Data records:
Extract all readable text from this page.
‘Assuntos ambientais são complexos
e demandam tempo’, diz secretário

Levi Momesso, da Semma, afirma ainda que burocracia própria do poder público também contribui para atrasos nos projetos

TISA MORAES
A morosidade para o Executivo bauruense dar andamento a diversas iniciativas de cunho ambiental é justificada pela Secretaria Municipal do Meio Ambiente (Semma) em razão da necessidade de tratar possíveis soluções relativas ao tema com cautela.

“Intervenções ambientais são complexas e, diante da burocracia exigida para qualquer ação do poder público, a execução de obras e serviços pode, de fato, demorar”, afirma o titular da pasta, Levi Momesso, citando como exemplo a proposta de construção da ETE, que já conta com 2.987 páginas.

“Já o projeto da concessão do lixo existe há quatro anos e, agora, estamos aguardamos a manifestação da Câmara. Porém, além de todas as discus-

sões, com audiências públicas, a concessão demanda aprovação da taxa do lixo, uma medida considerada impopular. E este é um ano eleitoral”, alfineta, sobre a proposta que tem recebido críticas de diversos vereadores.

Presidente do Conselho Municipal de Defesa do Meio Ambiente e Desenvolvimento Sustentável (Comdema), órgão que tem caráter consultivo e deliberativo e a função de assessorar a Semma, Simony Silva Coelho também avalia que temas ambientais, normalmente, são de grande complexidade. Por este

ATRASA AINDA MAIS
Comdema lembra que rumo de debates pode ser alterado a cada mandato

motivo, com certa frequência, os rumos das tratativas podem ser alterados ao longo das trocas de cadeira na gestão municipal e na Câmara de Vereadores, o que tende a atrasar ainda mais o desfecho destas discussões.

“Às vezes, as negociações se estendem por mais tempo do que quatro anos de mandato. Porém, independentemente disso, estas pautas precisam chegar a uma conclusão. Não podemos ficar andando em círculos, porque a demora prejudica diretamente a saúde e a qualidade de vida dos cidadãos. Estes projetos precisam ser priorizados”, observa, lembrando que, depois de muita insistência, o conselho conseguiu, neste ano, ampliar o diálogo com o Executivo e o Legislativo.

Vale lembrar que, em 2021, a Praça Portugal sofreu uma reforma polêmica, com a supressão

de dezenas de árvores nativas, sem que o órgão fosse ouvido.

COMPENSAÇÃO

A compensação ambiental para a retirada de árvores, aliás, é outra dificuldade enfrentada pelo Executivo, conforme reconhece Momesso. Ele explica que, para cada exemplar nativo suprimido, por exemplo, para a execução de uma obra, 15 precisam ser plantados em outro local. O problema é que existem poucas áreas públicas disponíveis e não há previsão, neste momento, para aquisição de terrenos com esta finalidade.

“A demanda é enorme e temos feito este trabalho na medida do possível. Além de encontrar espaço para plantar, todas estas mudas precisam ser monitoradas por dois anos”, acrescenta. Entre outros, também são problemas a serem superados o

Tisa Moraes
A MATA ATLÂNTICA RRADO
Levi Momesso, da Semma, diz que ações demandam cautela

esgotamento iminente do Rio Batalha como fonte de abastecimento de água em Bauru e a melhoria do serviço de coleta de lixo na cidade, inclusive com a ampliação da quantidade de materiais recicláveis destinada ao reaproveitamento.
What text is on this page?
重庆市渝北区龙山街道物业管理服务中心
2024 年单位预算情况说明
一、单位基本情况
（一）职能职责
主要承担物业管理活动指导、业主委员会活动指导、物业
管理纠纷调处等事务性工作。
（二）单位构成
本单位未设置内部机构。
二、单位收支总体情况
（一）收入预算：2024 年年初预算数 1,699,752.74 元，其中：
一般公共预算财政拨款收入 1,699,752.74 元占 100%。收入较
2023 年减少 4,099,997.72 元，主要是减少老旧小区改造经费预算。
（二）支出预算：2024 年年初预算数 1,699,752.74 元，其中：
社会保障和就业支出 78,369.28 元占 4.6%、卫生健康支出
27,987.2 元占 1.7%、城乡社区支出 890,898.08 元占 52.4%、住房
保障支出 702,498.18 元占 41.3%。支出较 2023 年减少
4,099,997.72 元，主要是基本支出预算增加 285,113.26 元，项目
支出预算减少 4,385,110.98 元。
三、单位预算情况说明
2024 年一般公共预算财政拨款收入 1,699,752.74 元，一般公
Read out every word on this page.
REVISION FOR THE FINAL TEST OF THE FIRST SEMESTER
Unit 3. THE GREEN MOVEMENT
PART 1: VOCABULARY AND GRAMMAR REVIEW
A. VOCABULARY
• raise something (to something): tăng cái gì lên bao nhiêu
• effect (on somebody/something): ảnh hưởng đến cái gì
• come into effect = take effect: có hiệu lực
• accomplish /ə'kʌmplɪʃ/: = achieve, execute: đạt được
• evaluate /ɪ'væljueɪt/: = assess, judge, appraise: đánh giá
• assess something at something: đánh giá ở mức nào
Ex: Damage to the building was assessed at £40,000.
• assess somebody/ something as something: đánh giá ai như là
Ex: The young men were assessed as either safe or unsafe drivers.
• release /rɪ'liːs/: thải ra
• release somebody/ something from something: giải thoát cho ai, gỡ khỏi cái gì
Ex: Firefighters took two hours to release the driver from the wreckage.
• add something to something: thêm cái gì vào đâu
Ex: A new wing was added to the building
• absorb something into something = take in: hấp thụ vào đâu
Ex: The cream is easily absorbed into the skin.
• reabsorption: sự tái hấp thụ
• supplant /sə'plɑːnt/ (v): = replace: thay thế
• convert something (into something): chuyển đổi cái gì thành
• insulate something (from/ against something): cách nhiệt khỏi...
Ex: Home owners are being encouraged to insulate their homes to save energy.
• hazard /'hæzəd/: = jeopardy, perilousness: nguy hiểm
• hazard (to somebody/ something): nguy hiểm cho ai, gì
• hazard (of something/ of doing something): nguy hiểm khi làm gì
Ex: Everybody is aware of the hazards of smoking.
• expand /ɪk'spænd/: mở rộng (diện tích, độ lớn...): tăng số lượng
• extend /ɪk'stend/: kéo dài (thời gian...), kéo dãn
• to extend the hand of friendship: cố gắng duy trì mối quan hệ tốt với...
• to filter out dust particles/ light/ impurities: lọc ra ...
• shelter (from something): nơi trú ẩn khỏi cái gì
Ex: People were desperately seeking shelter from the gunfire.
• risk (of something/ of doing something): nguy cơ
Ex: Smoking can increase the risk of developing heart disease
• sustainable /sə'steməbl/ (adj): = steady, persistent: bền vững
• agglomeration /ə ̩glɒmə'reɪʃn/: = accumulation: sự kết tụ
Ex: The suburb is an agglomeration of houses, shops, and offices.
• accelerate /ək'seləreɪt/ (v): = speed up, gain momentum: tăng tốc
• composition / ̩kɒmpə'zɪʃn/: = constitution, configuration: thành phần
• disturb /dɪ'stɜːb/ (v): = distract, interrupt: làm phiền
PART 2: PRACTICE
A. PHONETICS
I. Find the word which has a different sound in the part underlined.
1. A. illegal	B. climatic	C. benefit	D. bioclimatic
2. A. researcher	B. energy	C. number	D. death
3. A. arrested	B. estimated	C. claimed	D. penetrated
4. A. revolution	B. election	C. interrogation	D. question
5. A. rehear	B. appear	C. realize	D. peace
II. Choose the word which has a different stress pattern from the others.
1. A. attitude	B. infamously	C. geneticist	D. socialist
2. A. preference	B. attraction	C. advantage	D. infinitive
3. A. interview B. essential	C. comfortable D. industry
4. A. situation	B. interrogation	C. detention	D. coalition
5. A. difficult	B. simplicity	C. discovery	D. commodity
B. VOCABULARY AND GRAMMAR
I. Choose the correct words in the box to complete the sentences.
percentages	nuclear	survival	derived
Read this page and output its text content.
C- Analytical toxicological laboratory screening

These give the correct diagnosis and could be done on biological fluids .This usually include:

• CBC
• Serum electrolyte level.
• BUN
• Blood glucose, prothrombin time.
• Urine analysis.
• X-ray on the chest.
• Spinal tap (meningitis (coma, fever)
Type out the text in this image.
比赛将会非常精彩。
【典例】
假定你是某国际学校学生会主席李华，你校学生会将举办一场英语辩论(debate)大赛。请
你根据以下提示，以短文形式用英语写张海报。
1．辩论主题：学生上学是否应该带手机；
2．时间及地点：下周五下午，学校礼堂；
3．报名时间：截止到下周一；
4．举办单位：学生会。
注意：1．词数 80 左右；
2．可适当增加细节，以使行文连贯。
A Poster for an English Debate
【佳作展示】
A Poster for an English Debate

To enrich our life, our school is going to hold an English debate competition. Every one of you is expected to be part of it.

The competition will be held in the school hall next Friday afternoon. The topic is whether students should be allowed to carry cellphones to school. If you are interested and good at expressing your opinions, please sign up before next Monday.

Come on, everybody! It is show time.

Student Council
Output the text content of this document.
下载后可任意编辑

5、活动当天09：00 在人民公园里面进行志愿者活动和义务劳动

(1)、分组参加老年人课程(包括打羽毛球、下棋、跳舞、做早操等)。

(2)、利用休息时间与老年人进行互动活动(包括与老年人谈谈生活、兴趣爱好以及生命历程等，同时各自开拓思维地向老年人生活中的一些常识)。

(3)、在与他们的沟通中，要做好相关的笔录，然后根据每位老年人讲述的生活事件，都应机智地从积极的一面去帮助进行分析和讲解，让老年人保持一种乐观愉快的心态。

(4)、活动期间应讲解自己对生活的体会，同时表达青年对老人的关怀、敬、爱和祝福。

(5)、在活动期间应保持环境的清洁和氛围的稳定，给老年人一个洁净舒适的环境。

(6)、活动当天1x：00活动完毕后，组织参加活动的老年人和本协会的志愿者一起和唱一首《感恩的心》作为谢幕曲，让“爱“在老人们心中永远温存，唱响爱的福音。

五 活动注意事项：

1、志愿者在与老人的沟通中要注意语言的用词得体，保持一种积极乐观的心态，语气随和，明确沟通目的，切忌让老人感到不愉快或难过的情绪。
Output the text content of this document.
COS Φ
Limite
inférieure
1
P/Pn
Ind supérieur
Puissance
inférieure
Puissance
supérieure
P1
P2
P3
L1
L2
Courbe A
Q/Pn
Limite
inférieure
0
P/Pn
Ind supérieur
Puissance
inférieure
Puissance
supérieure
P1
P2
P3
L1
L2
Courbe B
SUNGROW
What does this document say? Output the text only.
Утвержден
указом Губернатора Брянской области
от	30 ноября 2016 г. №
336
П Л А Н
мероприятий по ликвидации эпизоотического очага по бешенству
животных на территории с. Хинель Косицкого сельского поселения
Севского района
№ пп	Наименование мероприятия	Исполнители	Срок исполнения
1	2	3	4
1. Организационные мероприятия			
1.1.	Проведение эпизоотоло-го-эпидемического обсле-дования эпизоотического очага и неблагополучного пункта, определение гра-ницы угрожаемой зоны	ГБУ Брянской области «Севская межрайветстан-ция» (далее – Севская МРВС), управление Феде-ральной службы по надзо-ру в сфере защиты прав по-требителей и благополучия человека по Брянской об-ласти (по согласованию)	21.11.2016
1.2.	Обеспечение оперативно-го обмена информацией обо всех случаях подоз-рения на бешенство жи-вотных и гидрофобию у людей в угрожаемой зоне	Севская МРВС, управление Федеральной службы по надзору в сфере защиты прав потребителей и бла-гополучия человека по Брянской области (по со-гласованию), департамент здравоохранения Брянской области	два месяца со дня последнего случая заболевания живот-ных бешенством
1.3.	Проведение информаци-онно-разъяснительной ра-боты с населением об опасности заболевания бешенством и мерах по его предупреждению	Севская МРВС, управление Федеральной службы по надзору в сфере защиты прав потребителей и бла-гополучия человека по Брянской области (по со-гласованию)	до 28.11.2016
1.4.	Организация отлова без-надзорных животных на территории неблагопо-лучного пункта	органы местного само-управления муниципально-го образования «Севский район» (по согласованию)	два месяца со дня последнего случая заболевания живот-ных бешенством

__TASK INSTRUCTIONS__:
All lines from the one containing "What does this" through the end of the records, both ends included, are to be quoted exactly; please add nothing else.

__TASK OUTPUT__:
What does this document say? Output the text only.
Утвержден
указом Губернатора Брянской области
от	30 ноября 2016 г. №
336
П Л А Н
мероприятий по ликвидации эпизоотического очага по бешенству
животных на территории с. Хинель Косицкого сельского поселения
Севского района
№ пп	Наименование мероприятия	Исполнители	Срок исполнения
1	2	3	4
1. Организационные мероприятия			
1.1.	Проведение эпизоотоло-го-эпидемического обсле-дования эпизоотического очага и неблагополучного пункта, определение гра-ницы угрожаемой зоны	ГБУ Брянской области «Севская межрайветстан-ция» (далее – Севская МРВС), управление Феде-ральной службы по надзо-ру в сфере защиты прав по-требителей и благополучия человека по Брянской об-ласти (по согласованию)	21.11.2016
1.2.	Обеспечение оперативно-го обмена информацией обо всех случаях подоз-рения на бешенство жи-вотных и гидрофобию у людей в угрожаемой зоне	Севская МРВС, управление Федеральной службы по надзору в сфере защиты прав потребителей и бла-гополучия человека по Брянской области (по со-гласованию), департамент здравоохранения Брянской области	два месяца со дня последнего случая заболевания живот-ных бешенством
1.3.	Проведение информаци-онно-разъяснительной ра-боты с населением об опасности заболевания бешенством и мерах по его предупреждению	Севская МРВС, управление Федеральной службы по надзору в сфере защиты прав потребителей и бла-гополучия человека по Брянской области (по со-гласованию)	до 28.11.2016
1.4.	Организация отлова без-надзорных животных на территории неблагопо-лучного пункта	органы местного само-управления муниципально-го образования «Севский район» (по согласованию)	два месяца со дня последнего случая заболевания живот-ных бешенством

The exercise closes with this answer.